=== RECORDED DATA ===
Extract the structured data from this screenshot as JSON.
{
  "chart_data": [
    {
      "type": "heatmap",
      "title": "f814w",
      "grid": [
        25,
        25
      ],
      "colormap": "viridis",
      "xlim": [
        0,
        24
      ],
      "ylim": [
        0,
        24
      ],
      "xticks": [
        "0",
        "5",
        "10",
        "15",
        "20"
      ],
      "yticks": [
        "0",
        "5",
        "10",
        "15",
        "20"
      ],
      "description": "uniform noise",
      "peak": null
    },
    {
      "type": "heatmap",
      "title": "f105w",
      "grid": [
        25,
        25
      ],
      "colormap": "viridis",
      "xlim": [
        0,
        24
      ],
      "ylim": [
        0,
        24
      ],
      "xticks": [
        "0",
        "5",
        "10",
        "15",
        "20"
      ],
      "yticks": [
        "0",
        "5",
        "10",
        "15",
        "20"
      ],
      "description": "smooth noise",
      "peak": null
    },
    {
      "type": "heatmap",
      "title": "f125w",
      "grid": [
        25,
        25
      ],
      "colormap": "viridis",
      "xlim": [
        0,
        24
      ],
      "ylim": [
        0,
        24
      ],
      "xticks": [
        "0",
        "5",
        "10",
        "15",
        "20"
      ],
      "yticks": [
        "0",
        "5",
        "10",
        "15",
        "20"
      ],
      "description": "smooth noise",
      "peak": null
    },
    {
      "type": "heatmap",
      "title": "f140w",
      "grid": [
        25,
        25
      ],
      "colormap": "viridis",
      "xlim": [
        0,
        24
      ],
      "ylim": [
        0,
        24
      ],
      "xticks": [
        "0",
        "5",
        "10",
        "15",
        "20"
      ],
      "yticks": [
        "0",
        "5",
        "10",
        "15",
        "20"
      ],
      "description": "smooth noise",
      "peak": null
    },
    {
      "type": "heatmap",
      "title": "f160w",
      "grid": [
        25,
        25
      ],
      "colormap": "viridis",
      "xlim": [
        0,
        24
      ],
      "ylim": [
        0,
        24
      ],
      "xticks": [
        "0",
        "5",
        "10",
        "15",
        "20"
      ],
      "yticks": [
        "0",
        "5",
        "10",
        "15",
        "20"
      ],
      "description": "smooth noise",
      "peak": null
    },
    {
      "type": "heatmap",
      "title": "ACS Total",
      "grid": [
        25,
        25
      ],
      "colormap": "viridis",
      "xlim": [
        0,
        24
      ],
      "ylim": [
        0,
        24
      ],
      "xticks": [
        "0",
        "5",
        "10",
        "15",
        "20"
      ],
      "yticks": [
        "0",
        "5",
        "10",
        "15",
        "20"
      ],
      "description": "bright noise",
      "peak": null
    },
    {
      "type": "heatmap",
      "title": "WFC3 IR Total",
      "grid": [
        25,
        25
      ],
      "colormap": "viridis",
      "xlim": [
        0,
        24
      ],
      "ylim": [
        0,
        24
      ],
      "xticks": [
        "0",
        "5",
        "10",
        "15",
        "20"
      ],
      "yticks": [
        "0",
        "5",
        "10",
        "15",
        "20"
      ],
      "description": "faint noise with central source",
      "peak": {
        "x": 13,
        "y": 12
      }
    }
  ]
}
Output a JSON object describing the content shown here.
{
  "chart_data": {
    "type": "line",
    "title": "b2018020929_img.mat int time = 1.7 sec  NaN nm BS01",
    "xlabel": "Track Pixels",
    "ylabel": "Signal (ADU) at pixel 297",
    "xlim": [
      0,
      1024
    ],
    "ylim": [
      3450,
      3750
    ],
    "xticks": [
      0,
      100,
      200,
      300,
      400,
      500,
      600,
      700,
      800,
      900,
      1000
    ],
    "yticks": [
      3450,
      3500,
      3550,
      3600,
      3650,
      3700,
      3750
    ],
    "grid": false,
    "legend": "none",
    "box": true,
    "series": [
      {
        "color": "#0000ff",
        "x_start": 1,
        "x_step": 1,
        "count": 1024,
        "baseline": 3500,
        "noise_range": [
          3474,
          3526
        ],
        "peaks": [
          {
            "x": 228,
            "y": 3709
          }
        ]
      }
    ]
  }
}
===
EXERCISE TASK:
Your task is to output all of the data above word for word.

ANSWER TO THE EXERCISE:
Extract the structured data from this screenshot as JSON.
{
  "chart_data": [
    {
      "type": "heatmap",
      "title": "f814w",
      "grid": [
        25,
        25
      ],
      "colormap": "viridis",
      "xlim": [
        0,
        24
      ],
      "ylim": [
        0,
        24
      ],
      "xticks": [
        "0",
        "5",
        "10",
        "15",
        "20"
      ],
      "yticks": [
        "0",
        "5",
        "10",
        "15",
        "20"
      ],
      "description": "uniform noise",
      "peak": null
    },
    {
      "type": "heatmap",
      "title": "f105w",
      "grid": [
        25,
        25
      ],
      "colormap": "viridis",
      "xlim": [
        0,
        24
      ],
      "ylim": [
        0,
        24
      ],
      "xticks": [
        "0",
        "5",
        "10",
        "15",
        "20"
      ],
      "yticks": [
        "0",
        "5",
        "10",
        "15",
        "20"
      ],
      "description": "smooth noise",
      "peak": null
    },
    {
      "type": "heatmap",
      "title": "f125w",
      "grid": [
        25,
        25
      ],
      "colormap": "viridis",
      "xlim": [
        0,
        24
      ],
      "ylim": [
        0,
        24
      ],
      "xticks": [
        "0",
        "5",
        "10",
        "15",
        "20"
      ],
      "yticks": [
        "0",
        "5",
        "10",
        "15",
        "20"
      ],
      "description": "smooth noise",
      "peak": null
    },
    {
      "type": "heatmap",
      "title": "f140w",
      "grid": [
        25,
        25
      ],
      "colormap": "viridis",
      "xlim": [
        0,
        24
      ],
      "ylim": [
        0,
        24
      ],
      "xticks": [
        "0",
        "5",
        "10",
        "15",
        "20"
      ],
      "yticks": [
        "0",
        "5",
        "10",
        "15",
        "20"
      ],
      "description": "smooth noise",
      "peak": null
    },
    {
      "type": "heatmap",
      "title": "f160w",
      "grid": [
        25,
        25
      ],
      "colormap": "viridis",
      "xlim": [
        0,
        24
      ],
      "ylim": [
        0,
        24
      ],
      "xticks": [
        "0",
        "5",
        "10",
        "15",
        "20"
      ],
      "yticks": [
        "0",
        "5",
        "10",
        "15",
        "20"
      ],
      "description": "smooth noise",
      "peak": null
    },
    {
      "type": "heatmap",
      "title": "ACS Total",
      "grid": [
        25,
        25
      ],
      "colormap": "viridis",
      "xlim": [
        0,
        24
      ],
      "ylim": [
        0,
        24
      ],
      "xticks": [
        "0",
        "5",
        "10",
        "15",
        "20"
      ],
      "yticks": [
        "0",
        "5",
        "10",
        "15",
        "20"
      ],
      "description": "bright noise",
      "peak": null
    },
    {
      "type": "heatmap",
      "title": "WFC3 IR Total",
      "grid": [
        25,
        25
      ],
      "colormap": "viridis",
      "xlim": [
        0,
        24
      ],
      "ylim": [
        0,
        24
      ],
      "xticks": [
        "0",
        "5",
        "10",
        "15",
        "20"
      ],
      "yticks": [
        "0",
        "5",
        "10",
        "15",
        "20"
      ],
      "description": "faint noise with central source",
      "peak": {
        "x": 13,
        "y": 12
      }
    }
  ]
}
Output a JSON object describing the content shown here.
{
  "chart_data": {
    "type": "line",
    "title": "b2018020929_img.mat int time = 1.7 sec  NaN nm BS01",
    "xlabel": "Track Pixels",
    "ylabel": "Signal (ADU) at pixel 297",
    "xlim": [
      0,
      1024
    ],
    "ylim": [
      3450,
      3750
    ],
    "xticks": [
      0,
      100,
      200,
      300,
      400,
      500,
      600,
      700,
      800,
      900,
      1000
    ],
    "yticks": [
      3450,
      3500,
      3550,
      3600,
      3650,
      3700,
      3750
    ],
    "grid": false,
    "legend": "none",
    "box": true,
    "series": [
      {
        "color": "#0000ff",
        "x_start": 1,
        "x_step": 1,
        "count": 1024,
        "baseline": 3500,
        "noise_range": [
          3474,
          3526
        ],
        "peaks": [
          {
            "x": 228,
            "y": 3709
          }
        ]
      }
    ]
  }
}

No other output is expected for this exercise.